+++ Entries provided +++
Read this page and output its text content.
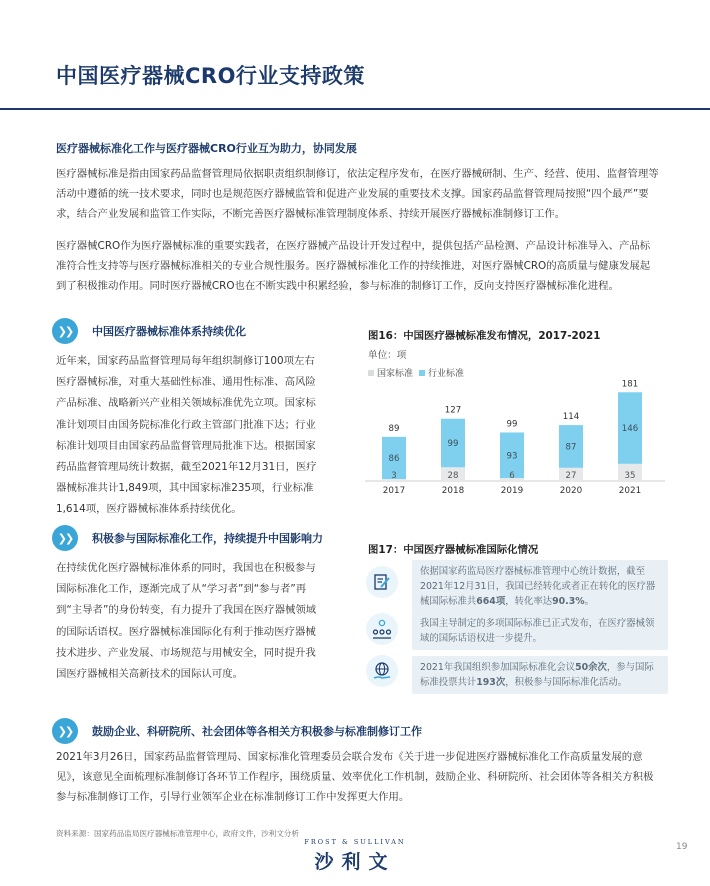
中国医疗器械CRO行业支持政策
医疗器械标准化工作与医疗器械CRO行业互为助力，协同发展
医疗器械标准是指由国家药品监督管理局依据职责组织制修订，依法定程序发布，在医疗器械研制、生产、经营、使用、监督管理等活动中遵循的统一技术要求，同时也是规范医疗器械监管和促进产业发展的重要技术支撑。国家药品监督管理局按照“四个最严”要求，结合产业发展和监管工作实际，不断完善医疗器械标准管理制度体系、持续开展医疗器械标准制修订工作。
医疗器械CRO作为医疗器械标准的重要实践者，在医疗器械产品设计开发过程中，提供包括产品检测、产品设计标准导入、产品标准符合性支持等与医疗器械标准相关的专业合规性服务。医疗器械标准化工作的持续推进，对医疗器械CRO的高质量与健康发展起到了积极推动作用。同时医疗器械CRO也在不断实践中积累经验，参与标准的制修订工作，反向支持医疗器械标准化进程。
❯❯	中国医疗器械标准体系持续优化
近年来，国家药品监督管理局每年组织制修订100项左右医疗器械标准，对重大基础性标准、通用性标准、高风险产品标准、战略新兴产业相关领域标准优先立项。国家标准计划项目由国务院标准化行政主管部门批准下达；行业标准计划项目由国家药品监督管理局批准下达。根据国家药品监督管理局统计数据，截至2021年12月31日，医疗器械标准共计1,849项，其中国家标准235项，行业标准1,614项，医疗器械标准体系持续优化。
❯❯	积极参与国际标准化工作，持续提升中国影响力
在持续优化医疗器械标准体系的同时，我国也在积极参与国际标准化工作，逐渐完成了从“学习者”到“参与者”再到“主导者”的身份转变，有力提升了我国在医疗器械领域的国际话语权。医疗器械标准国际化有利于推动医疗器械技术进步、产业发展、市场规范与用械安全，同时提升我国医疗器械相关高新技术的国际认可度。
图16：中国医疗器械标准发布情况，2017-2021
单位：项
国家标准 行业标准
3
86
89
2017
28
99
127
2018
6
93
99
2019
27
87
114
2020
35
146
181
2021
图17：中国医疗器械标准国际化情况
依据国家药监局医疗器械标准管理中心统计数据，截至2021年12月31日，我国已经转化或者正在转化的医疗器械国际标准共664项，转化率达90.3%。
我国主导制定的多项国际标准已正式发布，在医疗器械领域的国际话语权进一步提升。
2021年我国组织参加国际标准化会议50余次，参与国际标准投票共计193次，积极参与国际标准化活动。
❯❯	鼓励企业、科研院所、社会团体等各相关方积极参与标准制修订工作
2021年3月26日，国家药品监督管理局、国家标准化管理委员会联合发布《关于进一步促进医疗器械标准化工作高质量发展的意见》，该意见全面梳理标准制修订各环节工作程序，围绕质量、效率优化工作机制，鼓励企业、科研院所、社会团体等各相关方积极参与标准制修订工作，引导行业领军企业在标准制修订工作中发挥更大作用。
资料来源：国家药品监局医疗器械标准管理中心，政府文件，沙利文分析
FROST & SULLIVAN
沙利文
19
+++
**Exercise objective**
In your copy, leave out the pictures and reproduce the material above exactly.

**Worked solution**
Read this page and output its text content.
中国医疗器械CRO行业支持政策
医疗器械标准化工作与医疗器械CRO行业互为助力，协同发展
医疗器械标准是指由国家药品监督管理局依据职责组织制修订，依法定程序发布，在医疗器械研制、生产、经营、使用、监督管理等活动中遵循的统一技术要求，同时也是规范医疗器械监管和促进产业发展的重要技术支撑。国家药品监督管理局按照“四个最严”要求，结合产业发展和监管工作实际，不断完善医疗器械标准管理制度体系、持续开展医疗器械标准制修订工作。
医疗器械CRO作为医疗器械标准的重要实践者，在医疗器械产品设计开发过程中，提供包括产品检测、产品设计标准导入、产品标准符合性支持等与医疗器械标准相关的专业合规性服务。医疗器械标准化工作的持续推进，对医疗器械CRO的高质量与健康发展起到了积极推动作用。同时医疗器械CRO也在不断实践中积累经验，参与标准的制修订工作，反向支持医疗器械标准化进程。
❯❯	中国医疗器械标准体系持续优化
近年来，国家药品监督管理局每年组织制修订100项左右医疗器械标准，对重大基础性标准、通用性标准、高风险产品标准、战略新兴产业相关领域标准优先立项。国家标准计划项目由国务院标准化行政主管部门批准下达；行业标准计划项目由国家药品监督管理局批准下达。根据国家药品监督管理局统计数据，截至2021年12月31日，医疗器械标准共计1,849项，其中国家标准235项，行业标准1,614项，医疗器械标准体系持续优化。
❯❯	积极参与国际标准化工作，持续提升中国影响力
在持续优化医疗器械标准体系的同时，我国也在积极参与国际标准化工作，逐渐完成了从“学习者”到“参与者”再到“主导者”的身份转变，有力提升了我国在医疗器械领域的国际话语权。医疗器械标准国际化有利于推动医疗器械技术进步、产业发展、市场规范与用械安全，同时提升我国医疗器械相关高新技术的国际认可度。
图16：中国医疗器械标准发布情况，2017-2021
单位：项
国家标准 行业标准
3
86
89
2017
28
99
127
2018
6
93
99
2019
27
87
114
2020
35
146
181
2021
图17：中国医疗器械标准国际化情况
依据国家药监局医疗器械标准管理中心统计数据，截至2021年12月31日，我国已经转化或者正在转化的医疗器械国际标准共664项，转化率达90.3%。
我国主导制定的多项国际标准已正式发布，在医疗器械领域的国际话语权进一步提升。
2021年我国组织参加国际标准化会议50余次，参与国际标准投票共计193次，积极参与国际标准化活动。
❯❯	鼓励企业、科研院所、社会团体等各相关方积极参与标准制修订工作
2021年3月26日，国家药品监督管理局、国家标准化管理委员会联合发布《关于进一步促进医疗器械标准化工作高质量发展的意见》，该意见全面梳理标准制修订各环节工作程序，围绕质量、效率优化工作机制，鼓励企业、科研院所、社会团体等各相关方积极参与标准制修订工作，引导行业领军企业在标准制修订工作中发挥更大作用。
资料来源：国家药品监局医疗器械标准管理中心，政府文件，沙利文分析
FROST & SULLIVAN
沙利文
19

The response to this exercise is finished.